**Your objective**
Copy out the lines from the start of the records through the line containing "25, 805, 75]", keeping each one unchanged.

[Element box records]
_ _ _ _
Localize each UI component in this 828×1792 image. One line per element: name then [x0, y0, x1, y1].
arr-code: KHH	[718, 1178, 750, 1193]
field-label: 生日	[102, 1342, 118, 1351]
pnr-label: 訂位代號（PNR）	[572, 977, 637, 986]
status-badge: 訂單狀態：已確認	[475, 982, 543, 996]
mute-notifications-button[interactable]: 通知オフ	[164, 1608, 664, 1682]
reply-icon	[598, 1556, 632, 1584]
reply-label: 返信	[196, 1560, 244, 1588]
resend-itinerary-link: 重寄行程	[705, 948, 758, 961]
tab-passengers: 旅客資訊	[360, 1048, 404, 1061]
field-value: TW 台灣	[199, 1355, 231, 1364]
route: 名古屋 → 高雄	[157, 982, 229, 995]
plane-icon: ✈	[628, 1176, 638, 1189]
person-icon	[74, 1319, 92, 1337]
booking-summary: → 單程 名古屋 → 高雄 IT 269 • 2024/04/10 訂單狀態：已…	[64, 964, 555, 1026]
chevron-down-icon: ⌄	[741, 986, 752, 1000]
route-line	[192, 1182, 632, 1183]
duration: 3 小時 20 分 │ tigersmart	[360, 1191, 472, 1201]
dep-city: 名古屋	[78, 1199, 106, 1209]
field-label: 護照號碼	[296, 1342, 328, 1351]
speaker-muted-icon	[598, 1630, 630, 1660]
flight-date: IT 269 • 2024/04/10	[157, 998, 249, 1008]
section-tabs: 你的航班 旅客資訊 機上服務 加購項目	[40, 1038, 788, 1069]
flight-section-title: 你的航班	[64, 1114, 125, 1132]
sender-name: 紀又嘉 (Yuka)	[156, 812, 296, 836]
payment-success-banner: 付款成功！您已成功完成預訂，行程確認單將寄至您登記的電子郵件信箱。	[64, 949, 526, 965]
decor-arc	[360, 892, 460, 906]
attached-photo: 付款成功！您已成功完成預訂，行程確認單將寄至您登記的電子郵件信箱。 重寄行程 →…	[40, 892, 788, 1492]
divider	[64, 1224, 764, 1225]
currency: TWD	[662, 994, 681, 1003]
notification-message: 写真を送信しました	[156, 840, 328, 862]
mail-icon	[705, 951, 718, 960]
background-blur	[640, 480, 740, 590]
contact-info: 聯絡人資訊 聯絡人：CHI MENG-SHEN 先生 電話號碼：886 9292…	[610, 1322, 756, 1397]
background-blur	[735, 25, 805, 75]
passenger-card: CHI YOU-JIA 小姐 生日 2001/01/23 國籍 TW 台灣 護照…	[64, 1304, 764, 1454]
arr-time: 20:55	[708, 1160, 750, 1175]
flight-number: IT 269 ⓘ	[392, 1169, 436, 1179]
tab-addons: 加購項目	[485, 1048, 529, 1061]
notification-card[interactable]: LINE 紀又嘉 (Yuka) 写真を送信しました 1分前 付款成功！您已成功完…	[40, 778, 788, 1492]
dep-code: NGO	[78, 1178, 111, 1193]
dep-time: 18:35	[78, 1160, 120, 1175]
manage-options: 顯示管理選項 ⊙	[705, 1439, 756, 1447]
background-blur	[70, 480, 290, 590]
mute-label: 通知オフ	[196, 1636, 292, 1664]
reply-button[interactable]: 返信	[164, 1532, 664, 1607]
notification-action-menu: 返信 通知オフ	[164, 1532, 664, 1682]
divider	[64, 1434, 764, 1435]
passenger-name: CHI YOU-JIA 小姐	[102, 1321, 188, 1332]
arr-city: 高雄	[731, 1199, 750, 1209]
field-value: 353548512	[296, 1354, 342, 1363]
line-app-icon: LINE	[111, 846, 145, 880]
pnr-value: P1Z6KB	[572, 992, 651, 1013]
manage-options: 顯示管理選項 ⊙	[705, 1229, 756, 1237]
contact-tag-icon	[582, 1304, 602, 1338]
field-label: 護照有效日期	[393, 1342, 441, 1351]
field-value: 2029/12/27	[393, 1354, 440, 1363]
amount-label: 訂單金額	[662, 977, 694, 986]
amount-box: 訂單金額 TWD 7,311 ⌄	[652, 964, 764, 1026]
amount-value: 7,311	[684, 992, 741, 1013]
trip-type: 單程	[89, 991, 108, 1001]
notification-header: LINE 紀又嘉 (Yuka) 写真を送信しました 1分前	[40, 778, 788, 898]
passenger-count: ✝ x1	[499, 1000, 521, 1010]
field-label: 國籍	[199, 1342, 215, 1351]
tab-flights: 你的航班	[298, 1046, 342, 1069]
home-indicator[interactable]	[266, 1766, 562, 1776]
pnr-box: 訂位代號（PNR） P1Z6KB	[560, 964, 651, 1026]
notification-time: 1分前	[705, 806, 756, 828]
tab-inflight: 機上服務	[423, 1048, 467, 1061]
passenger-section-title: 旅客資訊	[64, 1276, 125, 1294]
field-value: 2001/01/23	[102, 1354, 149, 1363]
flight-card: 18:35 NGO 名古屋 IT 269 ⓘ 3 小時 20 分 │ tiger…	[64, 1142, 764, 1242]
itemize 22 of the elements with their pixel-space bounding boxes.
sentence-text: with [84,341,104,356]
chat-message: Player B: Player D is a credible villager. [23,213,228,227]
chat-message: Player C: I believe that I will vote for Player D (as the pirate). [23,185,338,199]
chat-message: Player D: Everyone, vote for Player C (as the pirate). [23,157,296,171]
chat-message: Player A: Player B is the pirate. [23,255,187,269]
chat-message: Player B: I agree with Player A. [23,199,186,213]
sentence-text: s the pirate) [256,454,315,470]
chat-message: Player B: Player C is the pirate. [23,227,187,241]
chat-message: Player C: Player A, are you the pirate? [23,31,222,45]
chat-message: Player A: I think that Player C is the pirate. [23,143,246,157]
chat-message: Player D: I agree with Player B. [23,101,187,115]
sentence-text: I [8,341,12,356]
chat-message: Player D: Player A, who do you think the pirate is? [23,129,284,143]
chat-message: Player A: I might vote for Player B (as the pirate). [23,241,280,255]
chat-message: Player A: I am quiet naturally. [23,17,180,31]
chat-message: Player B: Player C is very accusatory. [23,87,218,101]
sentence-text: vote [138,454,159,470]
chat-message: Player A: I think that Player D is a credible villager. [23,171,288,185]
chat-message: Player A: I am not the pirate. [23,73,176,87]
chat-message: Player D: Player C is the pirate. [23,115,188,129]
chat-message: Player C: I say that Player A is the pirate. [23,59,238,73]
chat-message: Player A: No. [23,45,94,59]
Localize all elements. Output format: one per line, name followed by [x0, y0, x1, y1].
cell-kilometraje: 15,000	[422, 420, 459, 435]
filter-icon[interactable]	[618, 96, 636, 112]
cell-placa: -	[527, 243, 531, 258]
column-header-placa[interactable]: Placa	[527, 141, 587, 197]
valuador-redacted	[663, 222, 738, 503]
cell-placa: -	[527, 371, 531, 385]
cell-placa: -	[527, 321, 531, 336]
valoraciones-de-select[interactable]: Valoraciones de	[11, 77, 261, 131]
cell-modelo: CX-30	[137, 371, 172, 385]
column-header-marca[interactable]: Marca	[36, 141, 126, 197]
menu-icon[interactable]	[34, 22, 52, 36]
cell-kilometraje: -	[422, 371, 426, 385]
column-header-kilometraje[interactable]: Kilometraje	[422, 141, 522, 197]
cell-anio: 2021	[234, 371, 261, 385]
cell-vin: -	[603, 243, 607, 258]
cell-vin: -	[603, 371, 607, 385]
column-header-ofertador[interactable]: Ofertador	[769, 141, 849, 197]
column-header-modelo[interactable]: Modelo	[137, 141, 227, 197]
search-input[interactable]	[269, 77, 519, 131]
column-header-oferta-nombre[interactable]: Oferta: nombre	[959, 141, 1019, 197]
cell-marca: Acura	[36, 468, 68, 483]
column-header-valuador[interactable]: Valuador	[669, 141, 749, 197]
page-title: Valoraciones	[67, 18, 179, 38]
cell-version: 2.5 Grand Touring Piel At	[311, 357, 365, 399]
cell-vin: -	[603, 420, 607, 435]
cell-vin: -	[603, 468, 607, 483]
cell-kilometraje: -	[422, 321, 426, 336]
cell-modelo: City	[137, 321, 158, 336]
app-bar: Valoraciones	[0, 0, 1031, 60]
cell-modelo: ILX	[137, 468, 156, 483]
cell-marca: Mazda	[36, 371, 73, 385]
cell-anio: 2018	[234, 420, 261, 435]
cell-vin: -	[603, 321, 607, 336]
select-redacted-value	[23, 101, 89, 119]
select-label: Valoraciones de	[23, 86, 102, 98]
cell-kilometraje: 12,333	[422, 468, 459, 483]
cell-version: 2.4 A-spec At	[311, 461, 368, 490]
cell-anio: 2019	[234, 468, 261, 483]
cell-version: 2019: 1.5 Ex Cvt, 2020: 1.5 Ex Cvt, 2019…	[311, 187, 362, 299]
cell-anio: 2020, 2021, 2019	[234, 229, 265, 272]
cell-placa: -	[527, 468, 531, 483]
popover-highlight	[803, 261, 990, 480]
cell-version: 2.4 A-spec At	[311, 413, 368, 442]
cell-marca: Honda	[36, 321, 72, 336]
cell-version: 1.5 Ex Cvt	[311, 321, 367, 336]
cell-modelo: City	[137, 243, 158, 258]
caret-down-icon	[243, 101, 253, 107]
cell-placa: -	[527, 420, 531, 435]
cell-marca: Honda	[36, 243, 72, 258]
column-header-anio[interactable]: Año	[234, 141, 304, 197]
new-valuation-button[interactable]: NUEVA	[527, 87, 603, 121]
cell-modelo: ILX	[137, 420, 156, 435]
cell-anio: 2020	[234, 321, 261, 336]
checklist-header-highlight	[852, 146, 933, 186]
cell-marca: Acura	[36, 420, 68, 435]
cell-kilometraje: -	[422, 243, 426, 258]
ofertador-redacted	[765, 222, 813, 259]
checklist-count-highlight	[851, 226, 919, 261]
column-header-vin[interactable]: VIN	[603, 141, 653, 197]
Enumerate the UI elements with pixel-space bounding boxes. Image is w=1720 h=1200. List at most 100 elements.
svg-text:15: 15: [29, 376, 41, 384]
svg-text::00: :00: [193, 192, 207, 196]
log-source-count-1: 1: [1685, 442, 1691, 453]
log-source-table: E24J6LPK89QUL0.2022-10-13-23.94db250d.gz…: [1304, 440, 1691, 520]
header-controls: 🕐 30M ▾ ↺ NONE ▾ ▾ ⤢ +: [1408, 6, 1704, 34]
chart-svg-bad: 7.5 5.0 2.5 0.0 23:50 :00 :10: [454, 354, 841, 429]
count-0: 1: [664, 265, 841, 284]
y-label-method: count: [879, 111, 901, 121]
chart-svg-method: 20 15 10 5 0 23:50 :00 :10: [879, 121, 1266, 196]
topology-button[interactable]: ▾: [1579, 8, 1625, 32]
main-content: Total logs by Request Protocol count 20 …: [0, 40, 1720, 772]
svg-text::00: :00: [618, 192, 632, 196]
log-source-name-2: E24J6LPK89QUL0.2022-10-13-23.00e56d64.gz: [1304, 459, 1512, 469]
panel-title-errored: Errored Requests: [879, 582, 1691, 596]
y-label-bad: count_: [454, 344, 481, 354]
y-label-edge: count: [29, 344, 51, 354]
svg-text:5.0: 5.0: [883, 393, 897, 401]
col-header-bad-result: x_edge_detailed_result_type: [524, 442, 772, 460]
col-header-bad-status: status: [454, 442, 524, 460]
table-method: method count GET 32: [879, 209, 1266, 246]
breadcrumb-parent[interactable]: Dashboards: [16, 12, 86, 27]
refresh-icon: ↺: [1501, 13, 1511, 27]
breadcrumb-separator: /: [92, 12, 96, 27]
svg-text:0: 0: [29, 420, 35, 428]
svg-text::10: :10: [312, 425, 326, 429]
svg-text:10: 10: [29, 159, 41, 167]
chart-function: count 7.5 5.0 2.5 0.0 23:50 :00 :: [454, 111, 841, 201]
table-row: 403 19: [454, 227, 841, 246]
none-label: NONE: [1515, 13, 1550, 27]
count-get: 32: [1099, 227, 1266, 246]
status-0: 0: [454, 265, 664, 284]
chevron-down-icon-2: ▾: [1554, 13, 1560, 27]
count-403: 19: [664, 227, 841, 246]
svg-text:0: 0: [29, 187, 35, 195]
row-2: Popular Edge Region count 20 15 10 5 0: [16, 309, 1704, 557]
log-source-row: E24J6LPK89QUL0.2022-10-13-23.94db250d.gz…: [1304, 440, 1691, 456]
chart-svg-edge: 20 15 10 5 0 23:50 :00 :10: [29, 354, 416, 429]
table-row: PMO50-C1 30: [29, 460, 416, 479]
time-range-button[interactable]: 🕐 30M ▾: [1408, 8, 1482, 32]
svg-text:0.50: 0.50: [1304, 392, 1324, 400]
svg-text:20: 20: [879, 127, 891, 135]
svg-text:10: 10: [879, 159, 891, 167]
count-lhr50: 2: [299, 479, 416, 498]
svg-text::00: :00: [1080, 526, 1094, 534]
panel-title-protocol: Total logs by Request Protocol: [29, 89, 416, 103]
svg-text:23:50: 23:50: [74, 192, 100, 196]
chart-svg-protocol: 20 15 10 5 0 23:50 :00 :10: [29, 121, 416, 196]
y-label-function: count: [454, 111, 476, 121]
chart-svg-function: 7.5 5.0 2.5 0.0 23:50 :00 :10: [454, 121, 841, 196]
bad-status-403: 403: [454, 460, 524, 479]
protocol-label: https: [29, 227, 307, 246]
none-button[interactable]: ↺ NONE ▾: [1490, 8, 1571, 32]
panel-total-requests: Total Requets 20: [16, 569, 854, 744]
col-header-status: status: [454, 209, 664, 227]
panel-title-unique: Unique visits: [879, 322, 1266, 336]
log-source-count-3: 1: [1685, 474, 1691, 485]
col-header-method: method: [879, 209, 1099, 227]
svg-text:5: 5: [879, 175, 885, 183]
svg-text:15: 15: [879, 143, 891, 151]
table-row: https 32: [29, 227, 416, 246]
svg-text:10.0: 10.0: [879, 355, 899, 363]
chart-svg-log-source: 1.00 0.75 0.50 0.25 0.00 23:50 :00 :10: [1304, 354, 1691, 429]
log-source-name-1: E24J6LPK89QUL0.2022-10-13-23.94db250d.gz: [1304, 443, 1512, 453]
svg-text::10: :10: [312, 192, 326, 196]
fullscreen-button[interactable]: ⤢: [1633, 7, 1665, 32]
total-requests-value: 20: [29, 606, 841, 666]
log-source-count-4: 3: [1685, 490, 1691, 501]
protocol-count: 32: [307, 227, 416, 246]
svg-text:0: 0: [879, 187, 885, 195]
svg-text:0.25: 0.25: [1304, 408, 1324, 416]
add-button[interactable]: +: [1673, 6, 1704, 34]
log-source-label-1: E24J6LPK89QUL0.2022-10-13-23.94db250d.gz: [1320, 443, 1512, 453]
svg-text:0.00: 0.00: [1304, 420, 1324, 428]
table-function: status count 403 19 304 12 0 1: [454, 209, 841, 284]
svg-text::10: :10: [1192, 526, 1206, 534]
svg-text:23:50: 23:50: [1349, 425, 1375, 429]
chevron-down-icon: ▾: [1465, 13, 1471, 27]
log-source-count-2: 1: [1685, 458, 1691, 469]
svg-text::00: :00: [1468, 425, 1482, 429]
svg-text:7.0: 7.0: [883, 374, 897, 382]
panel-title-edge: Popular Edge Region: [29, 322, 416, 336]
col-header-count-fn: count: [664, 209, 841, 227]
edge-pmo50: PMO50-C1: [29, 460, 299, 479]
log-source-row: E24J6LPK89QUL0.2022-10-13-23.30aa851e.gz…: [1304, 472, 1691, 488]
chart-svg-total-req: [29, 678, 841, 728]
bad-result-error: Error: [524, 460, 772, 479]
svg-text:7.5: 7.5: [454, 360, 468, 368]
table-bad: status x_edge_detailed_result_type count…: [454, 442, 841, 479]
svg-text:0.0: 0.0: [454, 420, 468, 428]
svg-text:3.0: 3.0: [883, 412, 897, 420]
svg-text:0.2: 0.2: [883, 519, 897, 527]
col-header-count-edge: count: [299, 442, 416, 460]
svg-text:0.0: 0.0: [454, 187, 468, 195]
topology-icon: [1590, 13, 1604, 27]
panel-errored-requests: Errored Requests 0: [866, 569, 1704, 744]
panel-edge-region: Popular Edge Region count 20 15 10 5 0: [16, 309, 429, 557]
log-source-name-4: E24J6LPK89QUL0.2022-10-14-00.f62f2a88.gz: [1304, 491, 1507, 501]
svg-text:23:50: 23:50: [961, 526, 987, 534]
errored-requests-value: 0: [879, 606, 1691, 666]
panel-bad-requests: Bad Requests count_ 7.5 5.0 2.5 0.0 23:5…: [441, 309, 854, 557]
_ _ _ _
**Task response**
Localize each UI component in this 828×1792 image. One line per element: name then [x0, y0, x1, y1].
arr-code: KHH	[718, 1178, 750, 1193]
field-label: 生日	[102, 1342, 118, 1351]
pnr-label: 訂位代號（PNR）	[572, 977, 637, 986]
status-badge: 訂單狀態：已確認	[475, 982, 543, 996]
mute-notifications-button[interactable]: 通知オフ	[164, 1608, 664, 1682]
reply-icon	[598, 1556, 632, 1584]
reply-label: 返信	[196, 1560, 244, 1588]
resend-itinerary-link: 重寄行程	[705, 948, 758, 961]
tab-passengers: 旅客資訊	[360, 1048, 404, 1061]
field-value: TW 台灣	[199, 1355, 231, 1364]
route: 名古屋 → 高雄	[157, 982, 229, 995]
plane-icon: ✈	[628, 1176, 638, 1189]
person-icon	[74, 1319, 92, 1337]
booking-summary: → 單程 名古屋 → 高雄 IT 269 • 2024/04/10 訂單狀態：已…	[64, 964, 555, 1026]
chevron-down-icon: ⌄	[741, 986, 752, 1000]
route-line	[192, 1182, 632, 1183]
duration: 3 小時 20 分 │ tigersmart	[360, 1191, 472, 1201]
dep-city: 名古屋	[78, 1199, 106, 1209]
field-label: 護照號碼	[296, 1342, 328, 1351]
speaker-muted-icon	[598, 1630, 630, 1660]
flight-date: IT 269 • 2024/04/10	[157, 998, 249, 1008]
section-tabs: 你的航班 旅客資訊 機上服務 加購項目	[40, 1038, 788, 1069]
flight-section-title: 你的航班	[64, 1114, 125, 1132]
sender-name: 紀又嘉 (Yuka)	[156, 812, 296, 836]
payment-success-banner: 付款成功！您已成功完成預訂，行程確認單將寄至您登記的電子郵件信箱。	[64, 949, 526, 965]
decor-arc	[360, 892, 460, 906]
attached-photo: 付款成功！您已成功完成預訂，行程確認單將寄至您登記的電子郵件信箱。 重寄行程 →…	[40, 892, 788, 1492]
divider	[64, 1224, 764, 1225]
currency: TWD	[662, 994, 681, 1003]
notification-message: 写真を送信しました	[156, 840, 328, 862]
mail-icon	[705, 951, 718, 960]
background-blur	[640, 480, 740, 590]
contact-info: 聯絡人資訊 聯絡人：CHI MENG-SHEN 先生 電話號碼：886 9292…	[610, 1322, 756, 1397]
background-blur	[735, 25, 805, 75]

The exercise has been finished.